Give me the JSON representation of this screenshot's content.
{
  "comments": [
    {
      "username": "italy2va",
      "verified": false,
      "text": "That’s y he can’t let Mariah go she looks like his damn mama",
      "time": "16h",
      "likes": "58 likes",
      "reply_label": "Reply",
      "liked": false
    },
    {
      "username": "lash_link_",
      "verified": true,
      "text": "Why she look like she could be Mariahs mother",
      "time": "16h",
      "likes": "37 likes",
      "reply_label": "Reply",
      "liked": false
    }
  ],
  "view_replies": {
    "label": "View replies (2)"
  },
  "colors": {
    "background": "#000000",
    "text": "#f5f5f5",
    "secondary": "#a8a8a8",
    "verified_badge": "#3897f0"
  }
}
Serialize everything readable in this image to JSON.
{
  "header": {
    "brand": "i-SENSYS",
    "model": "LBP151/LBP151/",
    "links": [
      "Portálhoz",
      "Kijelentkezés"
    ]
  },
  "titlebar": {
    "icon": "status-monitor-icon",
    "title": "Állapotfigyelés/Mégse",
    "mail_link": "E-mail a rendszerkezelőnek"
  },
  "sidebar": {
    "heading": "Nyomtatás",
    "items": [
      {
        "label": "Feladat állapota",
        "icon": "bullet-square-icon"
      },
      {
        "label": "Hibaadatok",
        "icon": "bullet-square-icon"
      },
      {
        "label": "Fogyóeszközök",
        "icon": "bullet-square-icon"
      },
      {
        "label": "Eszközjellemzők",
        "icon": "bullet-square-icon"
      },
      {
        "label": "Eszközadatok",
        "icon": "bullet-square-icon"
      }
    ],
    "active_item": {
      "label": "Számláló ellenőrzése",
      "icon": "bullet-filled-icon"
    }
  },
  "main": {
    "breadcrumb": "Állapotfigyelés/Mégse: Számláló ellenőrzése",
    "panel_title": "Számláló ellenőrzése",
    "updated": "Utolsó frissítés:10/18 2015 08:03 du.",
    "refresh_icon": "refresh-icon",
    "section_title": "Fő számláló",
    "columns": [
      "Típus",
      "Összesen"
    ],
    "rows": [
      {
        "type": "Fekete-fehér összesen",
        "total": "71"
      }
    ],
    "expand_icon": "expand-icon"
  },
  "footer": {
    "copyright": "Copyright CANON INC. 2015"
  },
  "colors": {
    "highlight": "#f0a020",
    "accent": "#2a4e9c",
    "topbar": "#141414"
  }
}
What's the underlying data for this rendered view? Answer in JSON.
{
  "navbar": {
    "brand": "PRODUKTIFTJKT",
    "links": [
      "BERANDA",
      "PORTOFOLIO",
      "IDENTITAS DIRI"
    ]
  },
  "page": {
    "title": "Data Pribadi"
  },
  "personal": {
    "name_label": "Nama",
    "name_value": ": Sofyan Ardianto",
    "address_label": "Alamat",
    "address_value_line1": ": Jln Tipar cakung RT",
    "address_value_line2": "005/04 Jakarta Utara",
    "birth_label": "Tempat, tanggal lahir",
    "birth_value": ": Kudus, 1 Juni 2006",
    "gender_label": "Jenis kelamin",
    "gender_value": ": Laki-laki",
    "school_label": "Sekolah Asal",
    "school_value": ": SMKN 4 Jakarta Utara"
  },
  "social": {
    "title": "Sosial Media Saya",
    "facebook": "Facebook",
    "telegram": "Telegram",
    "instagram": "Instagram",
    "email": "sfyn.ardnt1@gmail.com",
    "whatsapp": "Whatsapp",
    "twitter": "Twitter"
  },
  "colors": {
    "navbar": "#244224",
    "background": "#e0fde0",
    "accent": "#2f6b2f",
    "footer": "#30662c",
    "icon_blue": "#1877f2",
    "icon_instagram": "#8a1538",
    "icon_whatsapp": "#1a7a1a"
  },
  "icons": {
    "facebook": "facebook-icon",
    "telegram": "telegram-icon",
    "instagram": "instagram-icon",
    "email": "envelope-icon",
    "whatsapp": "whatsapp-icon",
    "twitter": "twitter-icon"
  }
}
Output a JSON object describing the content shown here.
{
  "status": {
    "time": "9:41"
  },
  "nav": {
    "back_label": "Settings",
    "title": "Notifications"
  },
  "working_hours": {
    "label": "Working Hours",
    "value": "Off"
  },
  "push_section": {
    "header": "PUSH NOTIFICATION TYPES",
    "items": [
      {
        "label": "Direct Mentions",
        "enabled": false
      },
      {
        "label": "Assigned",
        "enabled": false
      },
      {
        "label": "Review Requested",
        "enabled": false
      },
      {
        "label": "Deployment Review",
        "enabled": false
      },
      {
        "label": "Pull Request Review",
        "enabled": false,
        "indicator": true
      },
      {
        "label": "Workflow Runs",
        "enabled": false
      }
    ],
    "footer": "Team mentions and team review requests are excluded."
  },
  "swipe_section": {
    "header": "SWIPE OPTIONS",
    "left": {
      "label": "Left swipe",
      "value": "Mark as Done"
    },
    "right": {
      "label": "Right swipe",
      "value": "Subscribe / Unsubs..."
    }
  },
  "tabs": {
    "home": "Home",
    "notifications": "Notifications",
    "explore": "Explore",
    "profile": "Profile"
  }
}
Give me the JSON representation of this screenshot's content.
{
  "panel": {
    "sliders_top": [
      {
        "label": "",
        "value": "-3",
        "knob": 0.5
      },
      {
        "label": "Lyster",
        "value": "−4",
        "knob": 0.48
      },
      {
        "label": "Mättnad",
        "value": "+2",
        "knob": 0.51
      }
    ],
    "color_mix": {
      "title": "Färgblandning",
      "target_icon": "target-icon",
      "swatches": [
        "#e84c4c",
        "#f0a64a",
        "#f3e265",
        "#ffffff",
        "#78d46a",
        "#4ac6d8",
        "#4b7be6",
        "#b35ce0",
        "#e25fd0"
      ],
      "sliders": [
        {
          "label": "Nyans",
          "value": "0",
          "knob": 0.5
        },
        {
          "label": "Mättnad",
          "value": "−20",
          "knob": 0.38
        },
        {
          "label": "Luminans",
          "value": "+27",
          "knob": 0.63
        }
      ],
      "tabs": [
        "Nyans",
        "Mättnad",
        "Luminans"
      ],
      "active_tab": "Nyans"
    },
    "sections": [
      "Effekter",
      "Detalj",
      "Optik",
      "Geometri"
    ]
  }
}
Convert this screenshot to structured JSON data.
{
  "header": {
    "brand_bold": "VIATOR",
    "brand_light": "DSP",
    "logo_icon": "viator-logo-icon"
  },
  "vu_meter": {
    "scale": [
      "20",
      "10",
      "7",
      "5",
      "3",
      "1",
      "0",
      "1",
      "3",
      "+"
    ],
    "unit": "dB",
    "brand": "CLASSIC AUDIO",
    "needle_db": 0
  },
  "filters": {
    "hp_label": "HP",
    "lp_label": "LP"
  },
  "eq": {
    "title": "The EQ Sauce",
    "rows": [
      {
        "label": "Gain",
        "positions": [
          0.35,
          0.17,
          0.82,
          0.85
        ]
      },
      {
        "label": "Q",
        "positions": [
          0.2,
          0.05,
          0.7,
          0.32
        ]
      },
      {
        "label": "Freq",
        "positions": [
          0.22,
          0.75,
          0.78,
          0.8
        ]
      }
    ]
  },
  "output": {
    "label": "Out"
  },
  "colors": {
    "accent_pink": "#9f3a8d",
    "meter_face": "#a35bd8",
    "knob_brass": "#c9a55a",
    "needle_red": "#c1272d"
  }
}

***

▸ **Task to carry out**
Above are some records. Print them all exactly.

▸ **Answer to this problem**
Give me the JSON representation of this screenshot's content.
{
  "comments": [
    {
      "username": "italy2va",
      "verified": false,
      "text": "That’s y he can’t let Mariah go she looks like his damn mama",
      "time": "16h",
      "likes": "58 likes",
      "reply_label": "Reply",
      "liked": false
    },
    {
      "username": "lash_link_",
      "verified": true,
      "text": "Why she look like she could be Mariahs mother",
      "time": "16h",
      "likes": "37 likes",
      "reply_label": "Reply",
      "liked": false
    }
  ],
  "view_replies": {
    "label": "View replies (2)"
  },
  "colors": {
    "background": "#000000",
    "text": "#f5f5f5",
    "secondary": "#a8a8a8",
    "verified_badge": "#3897f0"
  }
}
Serialize everything readable in this image to JSON.
{
  "header": {
    "brand": "i-SENSYS",
    "model": "LBP151/LBP151/",
    "links": [
      "Portálhoz",
      "Kijelentkezés"
    ]
  },
  "titlebar": {
    "icon": "status-monitor-icon",
    "title": "Állapotfigyelés/Mégse",
    "mail_link": "E-mail a rendszerkezelőnek"
  },
  "sidebar": {
    "heading": "Nyomtatás",
    "items": [
      {
        "label": "Feladat állapota",
        "icon": "bullet-square-icon"
      },
      {
        "label": "Hibaadatok",
        "icon": "bullet-square-icon"
      },
      {
        "label": "Fogyóeszközök",
        "icon": "bullet-square-icon"
      },
      {
        "label": "Eszközjellemzők",
        "icon": "bullet-square-icon"
      },
      {
        "label": "Eszközadatok",
        "icon": "bullet-square-icon"
      }
    ],
    "active_item": {
      "label": "Számláló ellenőrzése",
      "icon": "bullet-filled-icon"
    }
  },
  "main": {
    "breadcrumb": "Állapotfigyelés/Mégse: Számláló ellenőrzése",
    "panel_title": "Számláló ellenőrzése",
    "updated": "Utolsó frissítés:10/18 2015 08:03 du.",
    "refresh_icon": "refresh-icon",
    "section_title": "Fő számláló",
    "columns": [
      "Típus",
      "Összesen"
    ],
    "rows": [
      {
        "type": "Fekete-fehér összesen",
        "total": "71"
      }
    ],
    "expand_icon": "expand-icon"
  },
  "footer": {
    "copyright": "Copyright CANON INC. 2015"
  },
  "colors": {
    "highlight": "#f0a020",
    "accent": "#2a4e9c",
    "topbar": "#141414"
  }
}
What's the underlying data for this rendered view? Answer in JSON.
{
  "navbar": {
    "brand": "PRODUKTIFTJKT",
    "links": [
      "BERANDA",
      "PORTOFOLIO",
      "IDENTITAS DIRI"
    ]
  },
  "page": {
    "title": "Data Pribadi"
  },
  "personal": {
    "name_label": "Nama",
    "name_value": ": Sofyan Ardianto",
    "address_label": "Alamat",
    "address_value_line1": ": Jln Tipar cakung RT",
    "address_value_line2": "005/04 Jakarta Utara",
    "birth_label": "Tempat, tanggal lahir",
    "birth_value": ": Kudus, 1 Juni 2006",
    "gender_label": "Jenis kelamin",
    "gender_value": ": Laki-laki",
    "school_label": "Sekolah Asal",
    "school_value": ": SMKN 4 Jakarta Utara"
  },
  "social": {
    "title": "Sosial Media Saya",
    "facebook": "Facebook",
    "telegram": "Telegram",
    "instagram": "Instagram",
    "email": "sfyn.ardnt1@gmail.com",
    "whatsapp": "Whatsapp",
    "twitter": "Twitter"
  },
  "colors": {
    "navbar": "#244224",
    "background": "#e0fde0",
    "accent": "#2f6b2f",
    "footer": "#30662c",
    "icon_blue": "#1877f2",
    "icon_instagram": "#8a1538",
    "icon_whatsapp": "#1a7a1a"
  },
  "icons": {
    "facebook": "facebook-icon",
    "telegram": "telegram-icon",
    "instagram": "instagram-icon",
    "email": "envelope-icon",
    "whatsapp": "whatsapp-icon",
    "twitter": "twitter-icon"
  }
}
Output a JSON object describing the content shown here.
{
  "status": {
    "time": "9:41"
  },
  "nav": {
    "back_label": "Settings",
    "title": "Notifications"
  },
  "working_hours": {
    "label": "Working Hours",
    "value": "Off"
  },
  "push_section": {
    "header": "PUSH NOTIFICATION TYPES",
    "items": [
      {
        "label": "Direct Mentions",
        "enabled": false
      },
      {
        "label": "Assigned",
        "enabled": false
      },
      {
        "label": "Review Requested",
        "enabled": false
      },
      {
        "label": "Deployment Review",
        "enabled": false
      },
      {
        "label": "Pull Request Review",
        "enabled": false,
        "indicator": true
      },
      {
        "label": "Workflow Runs",
        "enabled": false
      }
    ],
    "footer": "Team mentions and team review requests are excluded."
  },
  "swipe_section": {
    "header": "SWIPE OPTIONS",
    "left": {
      "label": "Left swipe",
      "value": "Mark as Done"
    },
    "right": {
      "label": "Right swipe",
      "value": "Subscribe / Unsubs..."
    }
  },
  "tabs": {
    "home": "Home",
    "notifications": "Notifications",
    "explore": "Explore",
    "profile": "Profile"
  }
}
Give me the JSON representation of this screenshot's content.
{
  "panel": {
    "sliders_top": [
      {
        "label": "",
        "value": "-3",
        "knob": 0.5
      },
      {
        "label": "Lyster",
        "value": "−4",
        "knob": 0.48
      },
      {
        "label": "Mättnad",
        "value": "+2",
        "knob": 0.51
      }
    ],
    "color_mix": {
      "title": "Färgblandning",
      "target_icon": "target-icon",
      "swatches": [
        "#e84c4c",
        "#f0a64a",
        "#f3e265",
        "#ffffff",
        "#78d46a",
        "#4ac6d8",
        "#4b7be6",
        "#b35ce0",
        "#e25fd0"
      ],
      "sliders": [
        {
          "label": "Nyans",
          "value": "0",
          "knob": 0.5
        },
        {
          "label": "Mättnad",
          "value": "−20",
          "knob": 0.38
        },
        {
          "label": "Luminans",
          "value": "+27",
          "knob": 0.63
        }
      ],
      "tabs": [
        "Nyans",
        "Mättnad",
        "Luminans"
      ],
      "active_tab": "Nyans"
    },
    "sections": [
      "Effekter",
      "Detalj",
      "Optik",
      "Geometri"
    ]
  }
}
Convert this screenshot to structured JSON data.
{
  "header": {
    "brand_bold": "VIATOR",
    "brand_light": "DSP",
    "logo_icon": "viator-logo-icon"
  },
  "vu_meter": {
    "scale": [
      "20",
      "10",
      "7",
      "5",
      "3",
      "1",
      "0",
      "1",
      "3",
      "+"
    ],
    "unit": "dB",
    "brand": "CLASSIC AUDIO",
    "needle_db": 0
  },
  "filters": {
    "hp_label": "HP",
    "lp_label": "LP"
  },
  "eq": {
    "title": "The EQ Sauce",
    "rows": [
      {
        "label": "Gain",
        "positions": [
          0.35,
          0.17,
          0.82,
          0.85
        ]
      },
      {
        "label": "Q",
        "positions": [
          0.2,
          0.05,
          0.7,
          0.32
        ]
      },
      {
        "label": "Freq",
        "positions": [
          0.22,
          0.75,
          0.78,
          0.8
        ]
      }
    ]
  },
  "output": {
    "label": "Out"
  },
  "colors": {
    "accent_pink": "#9f3a8d",
    "meter_face": "#a35bd8",
    "knob_brass": "#c9a55a",
    "needle_red": "#c1272d"
  }
}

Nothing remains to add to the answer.